» **Raw data**
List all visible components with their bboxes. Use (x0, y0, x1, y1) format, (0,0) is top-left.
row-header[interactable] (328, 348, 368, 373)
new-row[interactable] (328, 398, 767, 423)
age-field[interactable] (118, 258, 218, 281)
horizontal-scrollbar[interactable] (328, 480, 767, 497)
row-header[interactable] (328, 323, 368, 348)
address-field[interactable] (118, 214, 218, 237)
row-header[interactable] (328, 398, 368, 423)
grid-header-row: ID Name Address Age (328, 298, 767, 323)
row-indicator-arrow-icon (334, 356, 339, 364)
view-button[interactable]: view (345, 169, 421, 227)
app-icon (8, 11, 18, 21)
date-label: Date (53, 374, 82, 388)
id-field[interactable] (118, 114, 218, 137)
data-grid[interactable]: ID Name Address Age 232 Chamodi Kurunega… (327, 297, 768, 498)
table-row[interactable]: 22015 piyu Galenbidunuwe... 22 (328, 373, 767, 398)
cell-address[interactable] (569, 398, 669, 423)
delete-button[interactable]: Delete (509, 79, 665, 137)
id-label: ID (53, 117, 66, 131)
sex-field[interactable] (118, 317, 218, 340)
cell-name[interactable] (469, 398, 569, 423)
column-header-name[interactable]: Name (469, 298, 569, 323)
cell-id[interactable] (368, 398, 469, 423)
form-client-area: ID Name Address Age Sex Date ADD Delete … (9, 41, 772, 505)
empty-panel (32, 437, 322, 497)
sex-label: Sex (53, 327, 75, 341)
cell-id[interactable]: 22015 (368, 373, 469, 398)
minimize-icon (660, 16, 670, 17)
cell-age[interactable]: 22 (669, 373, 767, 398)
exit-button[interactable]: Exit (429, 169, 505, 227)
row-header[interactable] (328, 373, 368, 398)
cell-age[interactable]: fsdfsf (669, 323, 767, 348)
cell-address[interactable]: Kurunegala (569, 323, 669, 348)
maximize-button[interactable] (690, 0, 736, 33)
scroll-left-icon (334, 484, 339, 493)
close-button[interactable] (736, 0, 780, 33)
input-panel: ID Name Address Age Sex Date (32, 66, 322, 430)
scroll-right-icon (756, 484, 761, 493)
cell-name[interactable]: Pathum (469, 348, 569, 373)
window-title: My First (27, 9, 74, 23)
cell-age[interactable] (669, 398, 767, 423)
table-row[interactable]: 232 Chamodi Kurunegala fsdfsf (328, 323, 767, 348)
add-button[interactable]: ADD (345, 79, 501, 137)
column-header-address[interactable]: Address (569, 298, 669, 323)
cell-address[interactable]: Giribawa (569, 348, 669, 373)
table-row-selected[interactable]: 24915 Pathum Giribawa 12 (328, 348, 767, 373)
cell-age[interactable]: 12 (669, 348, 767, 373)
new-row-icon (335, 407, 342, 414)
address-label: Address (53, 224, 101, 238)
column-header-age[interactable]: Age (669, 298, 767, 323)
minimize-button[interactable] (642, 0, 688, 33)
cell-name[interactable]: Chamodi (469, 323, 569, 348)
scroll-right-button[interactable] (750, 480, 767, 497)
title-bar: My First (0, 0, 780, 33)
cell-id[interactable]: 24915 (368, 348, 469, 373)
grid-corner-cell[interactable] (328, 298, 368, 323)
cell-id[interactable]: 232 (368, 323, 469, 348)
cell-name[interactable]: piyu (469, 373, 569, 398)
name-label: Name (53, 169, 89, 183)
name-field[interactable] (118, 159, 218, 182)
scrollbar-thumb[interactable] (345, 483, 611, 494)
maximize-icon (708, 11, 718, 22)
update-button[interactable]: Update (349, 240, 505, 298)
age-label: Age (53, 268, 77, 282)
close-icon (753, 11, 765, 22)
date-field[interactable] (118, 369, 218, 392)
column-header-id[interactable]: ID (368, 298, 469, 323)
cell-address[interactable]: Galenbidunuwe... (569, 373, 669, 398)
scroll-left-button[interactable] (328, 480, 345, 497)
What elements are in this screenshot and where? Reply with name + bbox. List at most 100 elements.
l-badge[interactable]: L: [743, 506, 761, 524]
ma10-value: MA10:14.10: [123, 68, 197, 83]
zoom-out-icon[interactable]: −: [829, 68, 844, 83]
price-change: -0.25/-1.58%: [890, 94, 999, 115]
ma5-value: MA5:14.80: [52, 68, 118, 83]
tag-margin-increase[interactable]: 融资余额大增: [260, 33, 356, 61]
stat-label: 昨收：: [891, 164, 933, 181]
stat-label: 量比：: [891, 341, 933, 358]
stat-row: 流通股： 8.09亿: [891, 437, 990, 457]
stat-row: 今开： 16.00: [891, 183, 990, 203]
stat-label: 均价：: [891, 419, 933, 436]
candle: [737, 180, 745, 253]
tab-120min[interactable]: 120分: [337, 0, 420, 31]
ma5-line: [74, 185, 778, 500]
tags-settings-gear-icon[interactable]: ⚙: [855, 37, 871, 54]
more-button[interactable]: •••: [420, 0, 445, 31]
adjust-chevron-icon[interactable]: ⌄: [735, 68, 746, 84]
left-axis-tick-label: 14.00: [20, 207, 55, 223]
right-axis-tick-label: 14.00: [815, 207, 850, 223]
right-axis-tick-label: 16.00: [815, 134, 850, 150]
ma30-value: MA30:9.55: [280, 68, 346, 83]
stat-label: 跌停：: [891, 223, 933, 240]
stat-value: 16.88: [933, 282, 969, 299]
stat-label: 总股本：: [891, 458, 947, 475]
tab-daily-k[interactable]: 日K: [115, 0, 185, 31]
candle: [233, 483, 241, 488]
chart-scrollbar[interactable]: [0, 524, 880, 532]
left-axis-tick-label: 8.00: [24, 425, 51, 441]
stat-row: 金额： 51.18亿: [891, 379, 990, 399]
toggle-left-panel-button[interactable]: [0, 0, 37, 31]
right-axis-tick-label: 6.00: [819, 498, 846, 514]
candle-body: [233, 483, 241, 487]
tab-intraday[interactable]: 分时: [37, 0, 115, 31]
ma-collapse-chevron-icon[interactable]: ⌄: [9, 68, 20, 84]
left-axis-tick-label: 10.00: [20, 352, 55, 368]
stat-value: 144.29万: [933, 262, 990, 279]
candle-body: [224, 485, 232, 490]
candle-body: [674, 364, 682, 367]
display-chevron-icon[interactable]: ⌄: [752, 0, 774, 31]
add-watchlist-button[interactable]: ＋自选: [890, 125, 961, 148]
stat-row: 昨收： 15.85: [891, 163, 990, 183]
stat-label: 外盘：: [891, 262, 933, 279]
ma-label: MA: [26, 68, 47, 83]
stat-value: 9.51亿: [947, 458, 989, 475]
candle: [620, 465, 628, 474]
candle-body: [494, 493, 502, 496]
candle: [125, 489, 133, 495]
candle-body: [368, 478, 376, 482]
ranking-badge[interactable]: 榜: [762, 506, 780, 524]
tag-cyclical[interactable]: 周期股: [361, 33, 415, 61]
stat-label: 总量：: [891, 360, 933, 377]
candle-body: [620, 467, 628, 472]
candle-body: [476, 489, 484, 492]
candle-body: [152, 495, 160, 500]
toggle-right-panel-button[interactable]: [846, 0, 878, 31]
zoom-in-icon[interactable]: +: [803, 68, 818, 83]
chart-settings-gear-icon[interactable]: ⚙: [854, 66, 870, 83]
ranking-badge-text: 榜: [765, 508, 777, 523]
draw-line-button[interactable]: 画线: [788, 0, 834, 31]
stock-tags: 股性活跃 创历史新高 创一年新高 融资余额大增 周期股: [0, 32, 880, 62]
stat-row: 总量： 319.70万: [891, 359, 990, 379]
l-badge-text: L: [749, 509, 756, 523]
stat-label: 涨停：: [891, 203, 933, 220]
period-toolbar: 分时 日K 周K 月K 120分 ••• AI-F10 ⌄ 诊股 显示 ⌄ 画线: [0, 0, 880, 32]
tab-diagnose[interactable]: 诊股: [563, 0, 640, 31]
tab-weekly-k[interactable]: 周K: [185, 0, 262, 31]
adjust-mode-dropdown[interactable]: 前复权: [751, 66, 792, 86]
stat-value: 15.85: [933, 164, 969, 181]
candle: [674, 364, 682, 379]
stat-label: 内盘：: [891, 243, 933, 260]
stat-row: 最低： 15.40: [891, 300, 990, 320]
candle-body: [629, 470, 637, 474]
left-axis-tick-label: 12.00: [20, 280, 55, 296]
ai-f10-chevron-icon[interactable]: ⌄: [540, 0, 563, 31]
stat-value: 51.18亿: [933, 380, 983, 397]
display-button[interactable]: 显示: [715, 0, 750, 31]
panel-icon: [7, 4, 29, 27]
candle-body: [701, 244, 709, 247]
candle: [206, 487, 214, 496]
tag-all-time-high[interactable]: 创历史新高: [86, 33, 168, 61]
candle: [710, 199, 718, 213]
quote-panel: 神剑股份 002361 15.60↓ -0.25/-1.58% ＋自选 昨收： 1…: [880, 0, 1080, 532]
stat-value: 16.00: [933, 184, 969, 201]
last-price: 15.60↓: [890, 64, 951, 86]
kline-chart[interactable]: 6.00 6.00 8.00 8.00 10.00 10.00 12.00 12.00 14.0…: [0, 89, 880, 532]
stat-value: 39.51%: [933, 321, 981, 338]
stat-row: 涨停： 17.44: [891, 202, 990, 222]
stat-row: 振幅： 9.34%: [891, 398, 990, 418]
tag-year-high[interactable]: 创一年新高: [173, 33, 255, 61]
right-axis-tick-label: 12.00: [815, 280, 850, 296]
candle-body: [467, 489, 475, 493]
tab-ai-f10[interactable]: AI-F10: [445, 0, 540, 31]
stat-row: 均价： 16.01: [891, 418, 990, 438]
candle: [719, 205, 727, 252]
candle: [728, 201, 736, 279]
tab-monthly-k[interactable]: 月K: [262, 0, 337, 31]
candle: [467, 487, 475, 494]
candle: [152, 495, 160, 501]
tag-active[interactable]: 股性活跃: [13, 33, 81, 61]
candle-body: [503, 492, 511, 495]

» **Your goal**
Retype the lines from the first one through the line containing "sex-label: Sex (53, 327, 75, 341)", both included, keeping every character unchanged.

» **Result for this task**
List all visible components with their bboxes. Use (x0, y0, x1, y1) format, (0,0) is top-left.
row-header[interactable] (328, 348, 368, 373)
new-row[interactable] (328, 398, 767, 423)
age-field[interactable] (118, 258, 218, 281)
horizontal-scrollbar[interactable] (328, 480, 767, 497)
row-header[interactable] (328, 323, 368, 348)
address-field[interactable] (118, 214, 218, 237)
row-header[interactable] (328, 398, 368, 423)
grid-header-row: ID Name Address Age (328, 298, 767, 323)
row-indicator-arrow-icon (334, 356, 339, 364)
view-button[interactable]: view (345, 169, 421, 227)
app-icon (8, 11, 18, 21)
date-label: Date (53, 374, 82, 388)
id-field[interactable] (118, 114, 218, 137)
data-grid[interactable]: ID Name Address Age 232 Chamodi Kurunega… (327, 297, 768, 498)
table-row[interactable]: 22015 piyu Galenbidunuwe... 22 (328, 373, 767, 398)
cell-address[interactable] (569, 398, 669, 423)
delete-button[interactable]: Delete (509, 79, 665, 137)
id-label: ID (53, 117, 66, 131)
sex-field[interactable] (118, 317, 218, 340)
cell-name[interactable] (469, 398, 569, 423)
column-header-name[interactable]: Name (469, 298, 569, 323)
cell-id[interactable] (368, 398, 469, 423)
form-client-area: ID Name Address Age Sex Date ADD Delete … (9, 41, 772, 505)
empty-panel (32, 437, 322, 497)
sex-label: Sex (53, 327, 75, 341)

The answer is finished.